Problem: Restate all the material verbatim, except for the pictures.

----------------

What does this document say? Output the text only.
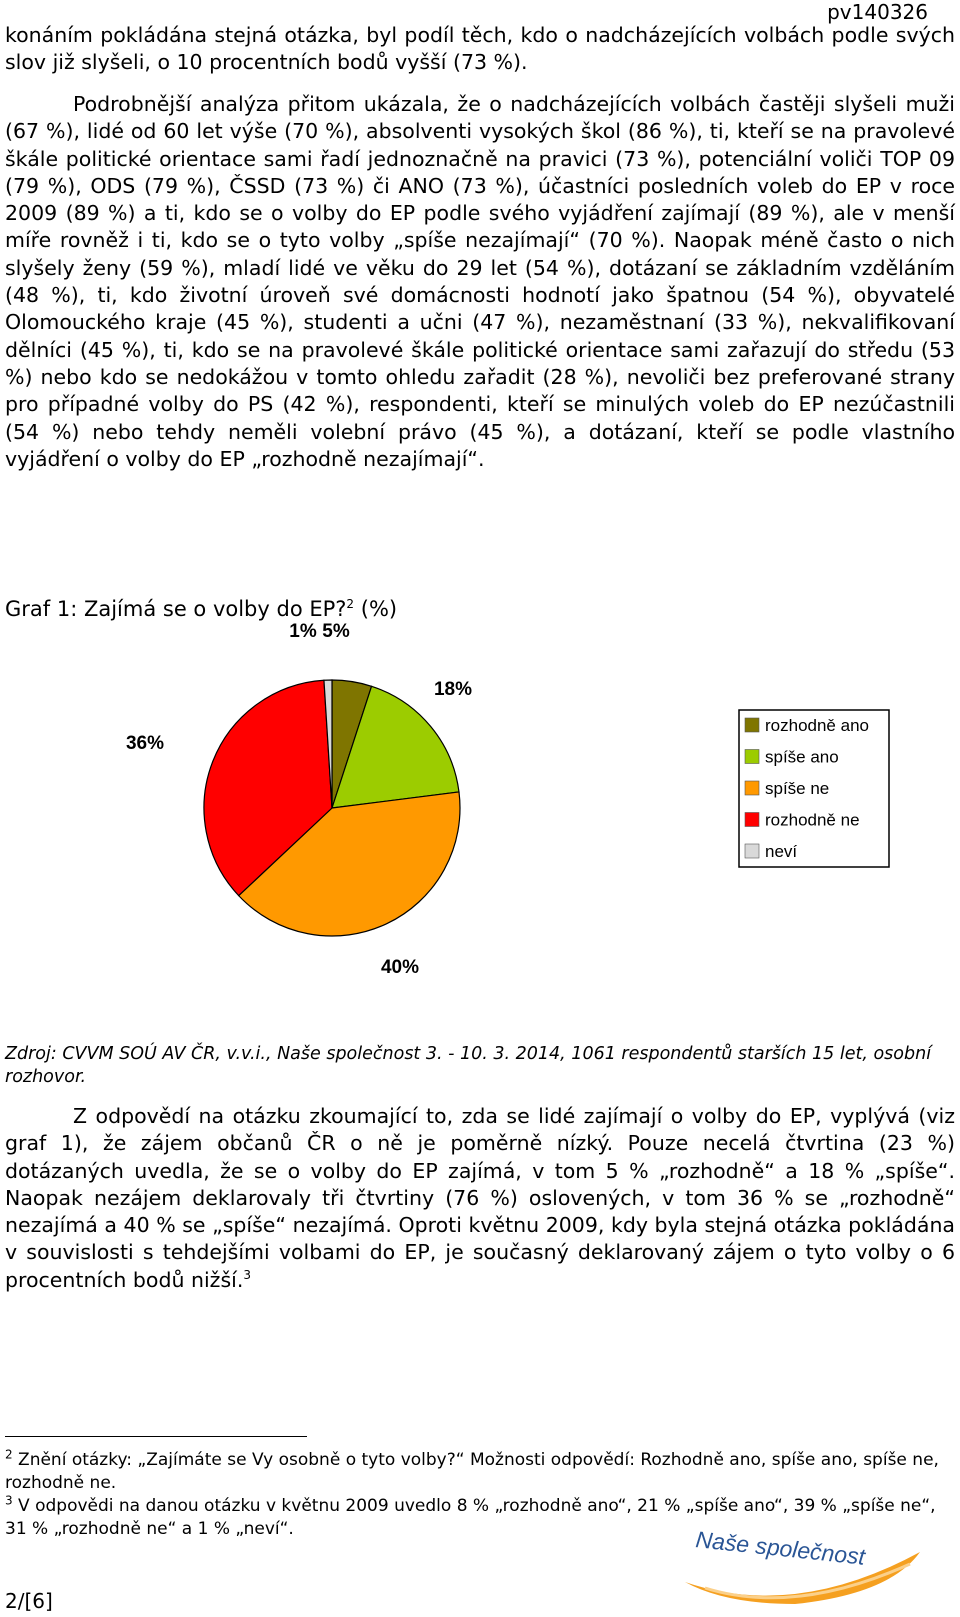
pv140326

konáním pokládána stejná otázka, byl podíl těch, kdo o nadcházejících volbách podle svých slov již slyšeli, o 10 procentních bodů vyšší (73 %).

Podrobnější analýza přitom ukázala, že o nadcházejících volbách častěji slyšeli muži (67 %), lidé od 60 let výše (70 %), absolventi vysokých škol (86 %), ti, kteří se na pravolevé škále politické orientace sami řadí jednoznačně na pravici (73 %), potenciální voliči TOP 09 (79 %), ODS (79 %), ČSSD (73 %) či ANO (73 %), účastníci posledních voleb do EP v roce 2009 (89 %) a ti, kdo se o volby do EP podle svého vyjádření zajímají (89 %), ale v menší míře rovněž i ti, kdo se o tyto volby „spíše nezajímají“ (70 %). Naopak méně často o nich slyšely ženy (59 %), mladí lidé ve věku do 29 let (54 %), dotázaní se základním vzděláním (48 %), ti, kdo životní úroveň své domácnosti hodnotí jako špatnou (54 %), obyvatelé Olomouckého kraje (45 %), studenti a učni (47 %), nezaměstnaní (33 %), nekvalifikovaní dělníci (45 %), ti, kdo se na pravolevé škále politické orientace sami zařazují do středu (53 %) nebo kdo se nedokážou v tomto ohledu zařadit (28 %), nevoliči bez preferované strany pro případné volby do PS (42 %), respondenti, kteří se minulých voleb do EP nezúčastnili (54 %) nebo tehdy neměli volební právo (45 %), a dotázaní, kteří se podle vlastního vyjádření o volby do EP „rozhodně nezajímají“.

Graf 1: Zajímá se o volby do EP?$^2$ (%)
5%
18%
40%
36%
1%
rozhodně ano
spíše ano
spíše ne
rozhodně ne
neví
Zdroj: CVVM SOÚ AV ČR, v.v.i., Naše společnost 3. - 10. 3. 2014, 1061 respondentů starších 15 let, osobní rozhovor.

Z odpovědí na otázku zkoumající to, zda se lidé zajímají o volby do EP, vyplývá (viz graf 1), že zájem občanů ČR o ně je poměrně nízký. Pouze necelá čtvrtina (23 %) dotázaných uvedla, že se o volby do EP zajímá, v tom 5 % „rozhodně“ a 18 % „spíše“. Naopak nezájem deklarovaly tři čtvrtiny (76 %) oslovených, v tom 36 % se „rozhodně“ nezajímá a 40 % se „spíše“ nezajímá. Oproti květnu 2009, kdy byla stejná otázka pokládána v souvislosti s tehdejšími volbami do EP, je současný deklarovaný zájem o tyto volby o 6 procentních bodů nižší.$^3$

$^2$ Znění otázky: „Zajímáte se Vy osobně o tyto volby?“ Možnosti odpovědí: Rozhodně ano, spíše ano, spíše ne, rozhodně ne.
$^3$ V odpovědi na danou otázku v květnu 2009 uvedlo 8 % „rozhodně ano“, 21 % „spíše ano“, 39 % „spíše ne“, 31 % „rozhodně ne“ a 1 % „neví“.	Naše společnost
2/[6]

----------------

Solved problem:
What does this document say? Output the text only.
pv140326

konáním pokládána stejná otázka, byl podíl těch, kdo o nadcházejících volbách podle svých slov již slyšeli, o 10 procentních bodů vyšší (73 %).

Podrobnější analýza přitom ukázala, že o nadcházejících volbách častěji slyšeli muži (67 %), lidé od 60 let výše (70 %), absolventi vysokých škol (86 %), ti, kteří se na pravolevé škále politické orientace sami řadí jednoznačně na pravici (73 %), potenciální voliči TOP 09 (79 %), ODS (79 %), ČSSD (73 %) či ANO (73 %), účastníci posledních voleb do EP v roce 2009 (89 %) a ti, kdo se o volby do EP podle svého vyjádření zajímají (89 %), ale v menší míře rovněž i ti, kdo se o tyto volby „spíše nezajímají“ (70 %). Naopak méně často o nich slyšely ženy (59 %), mladí lidé ve věku do 29 let (54 %), dotázaní se základním vzděláním (48 %), ti, kdo životní úroveň své domácnosti hodnotí jako špatnou (54 %), obyvatelé Olomouckého kraje (45 %), studenti a učni (47 %), nezaměstnaní (33 %), nekvalifikovaní dělníci (45 %), ti, kdo se na pravolevé škále politické orientace sami zařazují do středu (53 %) nebo kdo se nedokážou v tomto ohledu zařadit (28 %), nevoliči bez preferované strany pro případné volby do PS (42 %), respondenti, kteří se minulých voleb do EP nezúčastnili (54 %) nebo tehdy neměli volební právo (45 %), a dotázaní, kteří se podle vlastního vyjádření o volby do EP „rozhodně nezajímají“.

Graf 1: Zajímá se o volby do EP?$^2$ (%)
5%
18%
40%
36%
1%
rozhodně ano
spíše ano
spíše ne
rozhodně ne
neví
Zdroj: CVVM SOÚ AV ČR, v.v.i., Naše společnost 3. - 10. 3. 2014, 1061 respondentů starších 15 let, osobní rozhovor.

Z odpovědí na otázku zkoumající to, zda se lidé zajímají o volby do EP, vyplývá (viz graf 1), že zájem občanů ČR o ně je poměrně nízký. Pouze necelá čtvrtina (23 %) dotázaných uvedla, že se o volby do EP zajímá, v tom 5 % „rozhodně“ a 18 % „spíše“. Naopak nezájem deklarovaly tři čtvrtiny (76 %) oslovených, v tom 36 % se „rozhodně“ nezajímá a 40 % se „spíše“ nezajímá. Oproti květnu 2009, kdy byla stejná otázka pokládána v souvislosti s tehdejšími volbami do EP, je současný deklarovaný zájem o tyto volby o 6 procentních bodů nižší.$^3$

$^2$ Znění otázky: „Zajímáte se Vy osobně o tyto volby?“ Možnosti odpovědí: Rozhodně ano, spíše ano, spíše ne, rozhodně ne.
$^3$ V odpovědi na danou otázku v květnu 2009 uvedlo 8 % „rozhodně ano“, 21 % „spíše ano“, 39 % „spíše ne“, 31 % „rozhodně ne“ a 1 % „neví“.	Naše společnost
2/[6]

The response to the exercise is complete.